## YOUR GOAL
Retype the rows starting at the line that contains "optimization-bottom-v1: [473, 271, 548, 279]" and ending after the line that contains "legend-label: 12 Directions: [222, 451, 257, 457]".

Image element box records
(begin)

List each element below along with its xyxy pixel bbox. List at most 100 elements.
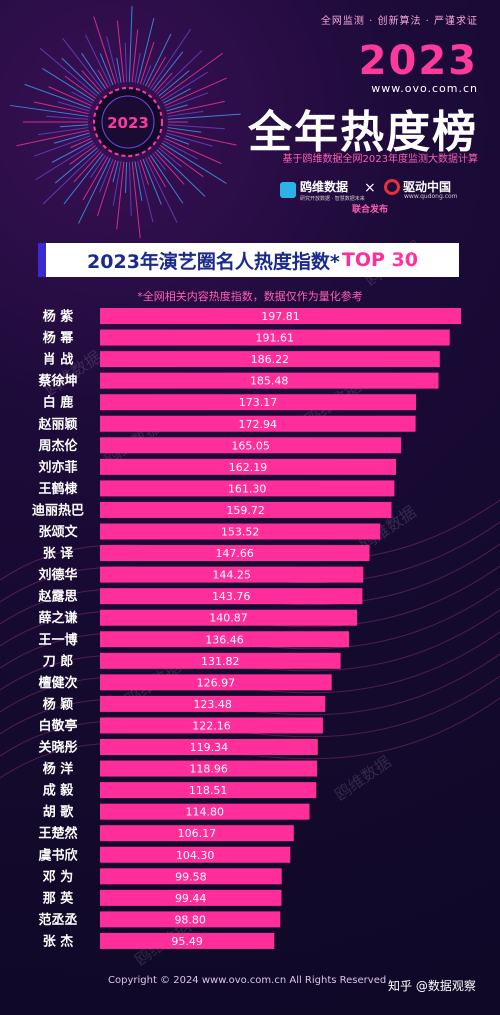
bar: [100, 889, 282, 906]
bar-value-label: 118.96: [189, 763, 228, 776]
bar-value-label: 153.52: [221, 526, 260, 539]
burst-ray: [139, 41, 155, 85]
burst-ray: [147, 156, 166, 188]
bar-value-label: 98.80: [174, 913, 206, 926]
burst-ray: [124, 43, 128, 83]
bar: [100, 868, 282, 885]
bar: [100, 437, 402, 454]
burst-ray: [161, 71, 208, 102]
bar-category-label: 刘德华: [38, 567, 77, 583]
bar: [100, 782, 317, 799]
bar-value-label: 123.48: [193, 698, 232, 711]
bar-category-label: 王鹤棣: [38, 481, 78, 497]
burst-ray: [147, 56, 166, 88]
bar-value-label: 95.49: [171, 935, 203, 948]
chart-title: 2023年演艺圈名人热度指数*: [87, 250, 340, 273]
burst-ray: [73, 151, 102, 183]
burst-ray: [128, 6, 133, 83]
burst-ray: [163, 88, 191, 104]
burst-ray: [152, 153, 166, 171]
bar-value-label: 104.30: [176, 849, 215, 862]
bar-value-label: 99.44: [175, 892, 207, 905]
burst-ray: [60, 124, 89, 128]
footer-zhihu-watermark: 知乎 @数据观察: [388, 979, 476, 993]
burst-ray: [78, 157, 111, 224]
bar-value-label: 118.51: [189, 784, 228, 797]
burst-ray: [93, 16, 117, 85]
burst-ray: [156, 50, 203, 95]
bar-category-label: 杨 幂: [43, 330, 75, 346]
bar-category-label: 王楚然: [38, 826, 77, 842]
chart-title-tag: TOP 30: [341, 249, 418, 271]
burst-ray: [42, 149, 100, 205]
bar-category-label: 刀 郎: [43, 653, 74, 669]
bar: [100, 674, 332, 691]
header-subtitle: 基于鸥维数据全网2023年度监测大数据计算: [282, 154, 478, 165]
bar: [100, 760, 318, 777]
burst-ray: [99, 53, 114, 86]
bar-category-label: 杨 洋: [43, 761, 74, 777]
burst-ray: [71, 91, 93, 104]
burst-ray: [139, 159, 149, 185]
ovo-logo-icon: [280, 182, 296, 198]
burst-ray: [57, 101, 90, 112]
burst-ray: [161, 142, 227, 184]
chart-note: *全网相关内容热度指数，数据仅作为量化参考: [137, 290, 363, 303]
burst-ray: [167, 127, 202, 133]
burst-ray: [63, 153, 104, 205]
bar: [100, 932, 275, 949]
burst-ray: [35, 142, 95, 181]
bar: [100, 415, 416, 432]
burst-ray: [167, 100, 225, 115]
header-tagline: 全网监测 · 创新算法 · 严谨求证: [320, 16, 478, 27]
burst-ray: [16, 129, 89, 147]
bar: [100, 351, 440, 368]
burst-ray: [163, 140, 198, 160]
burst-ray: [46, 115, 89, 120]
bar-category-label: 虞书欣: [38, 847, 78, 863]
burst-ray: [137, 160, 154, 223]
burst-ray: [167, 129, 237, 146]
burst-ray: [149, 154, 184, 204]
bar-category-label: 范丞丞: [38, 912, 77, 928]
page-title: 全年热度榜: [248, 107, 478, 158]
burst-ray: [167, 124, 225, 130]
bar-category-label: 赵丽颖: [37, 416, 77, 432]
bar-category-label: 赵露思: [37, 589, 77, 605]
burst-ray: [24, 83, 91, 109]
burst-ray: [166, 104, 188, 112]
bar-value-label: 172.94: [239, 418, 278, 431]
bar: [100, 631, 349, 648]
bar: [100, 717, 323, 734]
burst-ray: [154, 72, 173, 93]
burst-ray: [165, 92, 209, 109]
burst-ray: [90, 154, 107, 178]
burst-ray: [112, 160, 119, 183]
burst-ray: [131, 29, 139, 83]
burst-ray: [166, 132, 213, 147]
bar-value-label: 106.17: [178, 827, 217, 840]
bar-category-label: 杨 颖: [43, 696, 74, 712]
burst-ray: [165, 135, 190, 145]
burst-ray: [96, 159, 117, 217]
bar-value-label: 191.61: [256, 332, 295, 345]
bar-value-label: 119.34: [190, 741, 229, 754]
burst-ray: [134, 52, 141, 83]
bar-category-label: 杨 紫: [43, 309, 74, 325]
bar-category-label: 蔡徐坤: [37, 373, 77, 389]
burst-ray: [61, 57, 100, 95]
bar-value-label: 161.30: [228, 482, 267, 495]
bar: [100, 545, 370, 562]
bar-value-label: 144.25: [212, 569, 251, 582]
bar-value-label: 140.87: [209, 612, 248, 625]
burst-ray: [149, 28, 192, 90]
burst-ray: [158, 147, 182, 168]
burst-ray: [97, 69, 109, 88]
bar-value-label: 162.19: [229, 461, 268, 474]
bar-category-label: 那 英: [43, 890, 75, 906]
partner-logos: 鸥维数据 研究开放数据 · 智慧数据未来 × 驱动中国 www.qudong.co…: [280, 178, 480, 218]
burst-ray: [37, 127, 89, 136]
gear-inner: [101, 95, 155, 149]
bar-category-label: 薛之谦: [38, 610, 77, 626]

(end)
(begin)

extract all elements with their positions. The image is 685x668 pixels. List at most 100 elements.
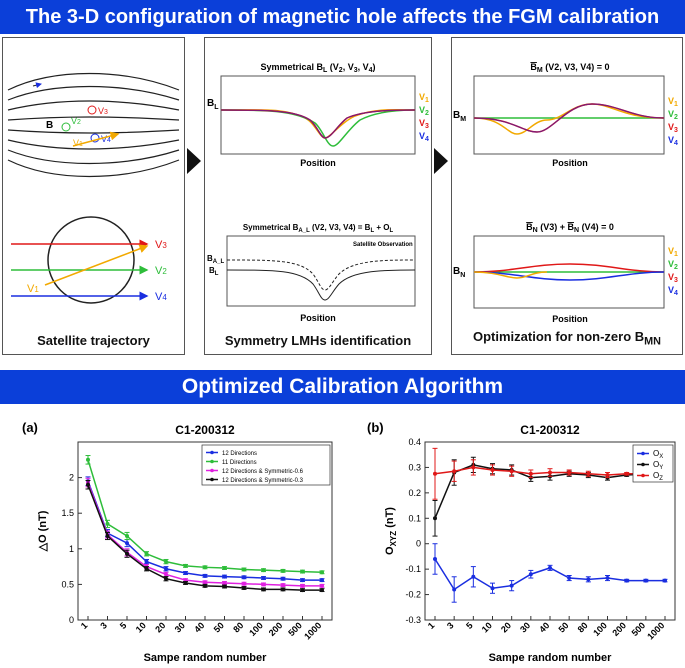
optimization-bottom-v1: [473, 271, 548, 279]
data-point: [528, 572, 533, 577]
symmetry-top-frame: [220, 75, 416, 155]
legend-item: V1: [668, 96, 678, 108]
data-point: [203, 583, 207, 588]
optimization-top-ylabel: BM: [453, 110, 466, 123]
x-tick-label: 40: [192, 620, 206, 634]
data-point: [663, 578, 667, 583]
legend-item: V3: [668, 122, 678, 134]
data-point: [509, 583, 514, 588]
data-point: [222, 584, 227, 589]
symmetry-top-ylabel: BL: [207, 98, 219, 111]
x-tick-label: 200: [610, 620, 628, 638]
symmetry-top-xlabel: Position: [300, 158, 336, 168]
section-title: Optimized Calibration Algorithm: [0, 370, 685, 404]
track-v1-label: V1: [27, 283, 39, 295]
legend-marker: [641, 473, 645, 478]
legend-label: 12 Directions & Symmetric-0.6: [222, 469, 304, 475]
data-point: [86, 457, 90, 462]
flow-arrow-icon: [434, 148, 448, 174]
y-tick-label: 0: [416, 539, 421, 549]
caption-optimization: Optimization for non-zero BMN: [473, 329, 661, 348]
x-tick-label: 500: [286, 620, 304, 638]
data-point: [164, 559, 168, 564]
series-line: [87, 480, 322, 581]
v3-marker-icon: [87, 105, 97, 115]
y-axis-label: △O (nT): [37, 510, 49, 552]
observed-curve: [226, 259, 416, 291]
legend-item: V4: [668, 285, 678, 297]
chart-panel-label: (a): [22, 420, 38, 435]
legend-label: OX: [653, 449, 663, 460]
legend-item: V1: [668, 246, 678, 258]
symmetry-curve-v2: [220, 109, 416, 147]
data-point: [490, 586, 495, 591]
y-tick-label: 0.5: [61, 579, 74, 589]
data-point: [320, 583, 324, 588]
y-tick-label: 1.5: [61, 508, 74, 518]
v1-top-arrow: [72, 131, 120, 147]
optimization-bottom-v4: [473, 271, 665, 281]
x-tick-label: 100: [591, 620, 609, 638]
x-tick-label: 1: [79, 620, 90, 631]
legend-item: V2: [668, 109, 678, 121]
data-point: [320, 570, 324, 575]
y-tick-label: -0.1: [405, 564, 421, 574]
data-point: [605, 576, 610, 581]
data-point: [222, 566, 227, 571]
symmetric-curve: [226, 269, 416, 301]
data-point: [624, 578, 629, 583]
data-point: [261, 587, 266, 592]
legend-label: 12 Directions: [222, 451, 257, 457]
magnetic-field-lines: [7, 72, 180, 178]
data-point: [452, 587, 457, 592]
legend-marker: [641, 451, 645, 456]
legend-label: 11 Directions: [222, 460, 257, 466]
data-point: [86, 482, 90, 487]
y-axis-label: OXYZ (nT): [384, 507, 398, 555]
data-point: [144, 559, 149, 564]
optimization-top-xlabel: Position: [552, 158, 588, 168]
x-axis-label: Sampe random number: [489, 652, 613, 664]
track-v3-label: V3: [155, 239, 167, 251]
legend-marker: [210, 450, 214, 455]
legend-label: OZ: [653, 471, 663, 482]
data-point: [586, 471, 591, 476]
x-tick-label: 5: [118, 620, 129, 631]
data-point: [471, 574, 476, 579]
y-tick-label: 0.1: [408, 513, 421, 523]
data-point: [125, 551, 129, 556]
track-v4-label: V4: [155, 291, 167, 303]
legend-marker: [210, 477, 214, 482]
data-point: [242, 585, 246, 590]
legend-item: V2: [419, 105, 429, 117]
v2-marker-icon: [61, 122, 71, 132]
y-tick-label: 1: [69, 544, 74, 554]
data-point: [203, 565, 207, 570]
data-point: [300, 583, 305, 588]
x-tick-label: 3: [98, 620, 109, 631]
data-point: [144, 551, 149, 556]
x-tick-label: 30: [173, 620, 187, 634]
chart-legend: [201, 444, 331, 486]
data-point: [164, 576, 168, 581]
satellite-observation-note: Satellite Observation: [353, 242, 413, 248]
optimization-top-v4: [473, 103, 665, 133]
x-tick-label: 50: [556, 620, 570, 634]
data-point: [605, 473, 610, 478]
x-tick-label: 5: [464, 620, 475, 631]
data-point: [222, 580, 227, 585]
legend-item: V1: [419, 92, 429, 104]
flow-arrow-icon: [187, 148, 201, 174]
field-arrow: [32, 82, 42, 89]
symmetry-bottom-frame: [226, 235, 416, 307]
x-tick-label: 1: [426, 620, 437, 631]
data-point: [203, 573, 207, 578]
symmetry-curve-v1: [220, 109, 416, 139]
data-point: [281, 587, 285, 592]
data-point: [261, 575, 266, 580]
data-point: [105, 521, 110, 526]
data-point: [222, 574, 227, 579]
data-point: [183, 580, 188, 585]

(end)

## CORRECT RESULT
optimization-bottom-v1: [473, 271, 548, 279]
data-point: [528, 572, 533, 577]
symmetry-top-frame: [220, 75, 416, 155]
legend-item: V1: [668, 96, 678, 108]
data-point: [203, 583, 207, 588]
optimization-top-ylabel: BM: [453, 110, 466, 123]
x-tick-label: 40: [192, 620, 206, 634]
data-point: [663, 578, 667, 583]
legend-item: V3: [668, 122, 678, 134]
data-point: [509, 583, 514, 588]
data-point: [222, 584, 227, 589]
symmetry-top-ylabel: BL: [207, 98, 219, 111]
x-tick-label: 200: [610, 620, 628, 638]
symmetry-top-xlabel: Position: [300, 158, 336, 168]
section-title: Optimized Calibration Algorithm: [0, 370, 685, 404]
track-v1-label: V1: [27, 283, 39, 295]
legend-marker: [641, 473, 645, 478]
legend-label: 12 Directions & Symmetric-0.6: [222, 469, 304, 475]
data-point: [86, 457, 90, 462]
flow-arrow-icon: [434, 148, 448, 174]
y-tick-label: 0: [416, 539, 421, 549]
caption-optimization: Optimization for non-zero BMN: [473, 329, 661, 348]
x-tick-label: 500: [286, 620, 304, 638]
data-point: [164, 559, 168, 564]
series-line: [87, 480, 322, 581]
v3-marker-icon: [87, 105, 97, 115]
y-axis-label: △O (nT): [37, 510, 49, 552]
observed-curve: [226, 259, 416, 291]
legend-item: V4: [668, 285, 678, 297]
chart-panel-label: (a): [22, 420, 38, 435]
legend-label: OX: [653, 449, 663, 460]
legend-item: V1: [668, 246, 678, 258]
symmetry-curve-v2: [220, 109, 416, 147]
data-point: [490, 586, 495, 591]
y-tick-label: 0.5: [61, 579, 74, 589]
data-point: [320, 583, 324, 588]
y-tick-label: 1.5: [61, 508, 74, 518]
v1-top-arrow: [72, 131, 120, 147]
optimization-bottom-v4: [473, 271, 665, 281]
x-tick-label: 100: [591, 620, 609, 638]
x-tick-label: 1: [79, 620, 90, 631]
legend-item: V2: [668, 109, 678, 121]
data-point: [320, 570, 324, 575]
y-tick-label: -0.1: [405, 564, 421, 574]
data-point: [605, 576, 610, 581]
data-point: [222, 566, 227, 571]
symmetric-curve: [226, 269, 416, 301]
data-point: [624, 578, 629, 583]
data-point: [261, 587, 266, 592]
legend-label: 12 Directions: [222, 451, 257, 457]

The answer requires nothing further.